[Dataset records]

--

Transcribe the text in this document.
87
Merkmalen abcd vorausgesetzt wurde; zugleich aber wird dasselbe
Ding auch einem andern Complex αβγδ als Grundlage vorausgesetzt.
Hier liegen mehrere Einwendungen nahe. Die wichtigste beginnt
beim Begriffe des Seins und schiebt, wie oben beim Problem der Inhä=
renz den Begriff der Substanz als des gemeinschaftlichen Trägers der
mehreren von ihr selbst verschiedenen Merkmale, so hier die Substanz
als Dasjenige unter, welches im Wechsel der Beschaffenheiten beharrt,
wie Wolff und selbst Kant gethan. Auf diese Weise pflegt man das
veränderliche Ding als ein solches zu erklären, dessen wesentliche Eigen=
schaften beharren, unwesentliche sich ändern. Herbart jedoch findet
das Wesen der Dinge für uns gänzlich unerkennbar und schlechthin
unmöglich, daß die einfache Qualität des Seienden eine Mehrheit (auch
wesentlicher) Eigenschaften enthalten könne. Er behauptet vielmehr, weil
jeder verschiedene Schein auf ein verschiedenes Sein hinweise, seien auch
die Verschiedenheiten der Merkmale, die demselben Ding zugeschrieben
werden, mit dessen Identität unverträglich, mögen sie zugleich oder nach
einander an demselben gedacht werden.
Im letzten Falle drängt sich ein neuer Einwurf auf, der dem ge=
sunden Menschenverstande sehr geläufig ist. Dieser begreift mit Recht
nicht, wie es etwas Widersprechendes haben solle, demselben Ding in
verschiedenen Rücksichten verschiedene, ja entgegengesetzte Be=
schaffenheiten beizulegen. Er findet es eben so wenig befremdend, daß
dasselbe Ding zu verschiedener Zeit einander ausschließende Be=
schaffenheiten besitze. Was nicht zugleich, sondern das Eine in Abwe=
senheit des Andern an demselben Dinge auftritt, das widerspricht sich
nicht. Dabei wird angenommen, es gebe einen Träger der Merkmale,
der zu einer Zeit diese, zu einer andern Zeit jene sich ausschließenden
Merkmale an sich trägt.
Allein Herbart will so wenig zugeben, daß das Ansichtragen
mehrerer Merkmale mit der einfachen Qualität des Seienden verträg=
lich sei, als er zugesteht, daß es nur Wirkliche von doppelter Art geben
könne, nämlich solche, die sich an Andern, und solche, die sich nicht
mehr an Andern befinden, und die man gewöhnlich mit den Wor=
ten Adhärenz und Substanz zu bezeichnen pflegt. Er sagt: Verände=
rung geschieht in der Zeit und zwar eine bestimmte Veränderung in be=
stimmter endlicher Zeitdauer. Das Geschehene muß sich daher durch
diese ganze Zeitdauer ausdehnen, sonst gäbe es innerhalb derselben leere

--

EXERCISE DETAILS |
What you return must be the entries, given again word for word.

ANSWER |
Transcribe the text in this document.
87
Merkmalen abcd vorausgesetzt wurde; zugleich aber wird dasselbe
Ding auch einem andern Complex αβγδ als Grundlage vorausgesetzt.
Hier liegen mehrere Einwendungen nahe. Die wichtigste beginnt
beim Begriffe des Seins und schiebt, wie oben beim Problem der Inhä=
renz den Begriff der Substanz als des gemeinschaftlichen Trägers der
mehreren von ihr selbst verschiedenen Merkmale, so hier die Substanz
als Dasjenige unter, welches im Wechsel der Beschaffenheiten beharrt,
wie Wolff und selbst Kant gethan. Auf diese Weise pflegt man das
veränderliche Ding als ein solches zu erklären, dessen wesentliche Eigen=
schaften beharren, unwesentliche sich ändern. Herbart jedoch findet
das Wesen der Dinge für uns gänzlich unerkennbar und schlechthin
unmöglich, daß die einfache Qualität des Seienden eine Mehrheit (auch
wesentlicher) Eigenschaften enthalten könne. Er behauptet vielmehr, weil
jeder verschiedene Schein auf ein verschiedenes Sein hinweise, seien auch
die Verschiedenheiten der Merkmale, die demselben Ding zugeschrieben
werden, mit dessen Identität unverträglich, mögen sie zugleich oder nach
einander an demselben gedacht werden.
Im letzten Falle drängt sich ein neuer Einwurf auf, der dem ge=
sunden Menschenverstande sehr geläufig ist. Dieser begreift mit Recht
nicht, wie es etwas Widersprechendes haben solle, demselben Ding in
verschiedenen Rücksichten verschiedene, ja entgegengesetzte Be=
schaffenheiten beizulegen. Er findet es eben so wenig befremdend, daß
dasselbe Ding zu verschiedener Zeit einander ausschließende Be=
schaffenheiten besitze. Was nicht zugleich, sondern das Eine in Abwe=
senheit des Andern an demselben Dinge auftritt, das widerspricht sich
nicht. Dabei wird angenommen, es gebe einen Träger der Merkmale,
der zu einer Zeit diese, zu einer andern Zeit jene sich ausschließenden
Merkmale an sich trägt.
Allein Herbart will so wenig zugeben, daß das Ansichtragen
mehrerer Merkmale mit der einfachen Qualität des Seienden verträg=
lich sei, als er zugesteht, daß es nur Wirkliche von doppelter Art geben
könne, nämlich solche, die sich an Andern, und solche, die sich nicht
mehr an Andern befinden, und die man gewöhnlich mit den Wor=
ten Adhärenz und Substanz zu bezeichnen pflegt. Er sagt: Verände=
rung geschieht in der Zeit und zwar eine bestimmte Veränderung in be=
stimmter endlicher Zeitdauer. Das Geschehene muß sich daher durch
diese ganze Zeitdauer ausdehnen, sonst gäbe es innerhalb derselben leere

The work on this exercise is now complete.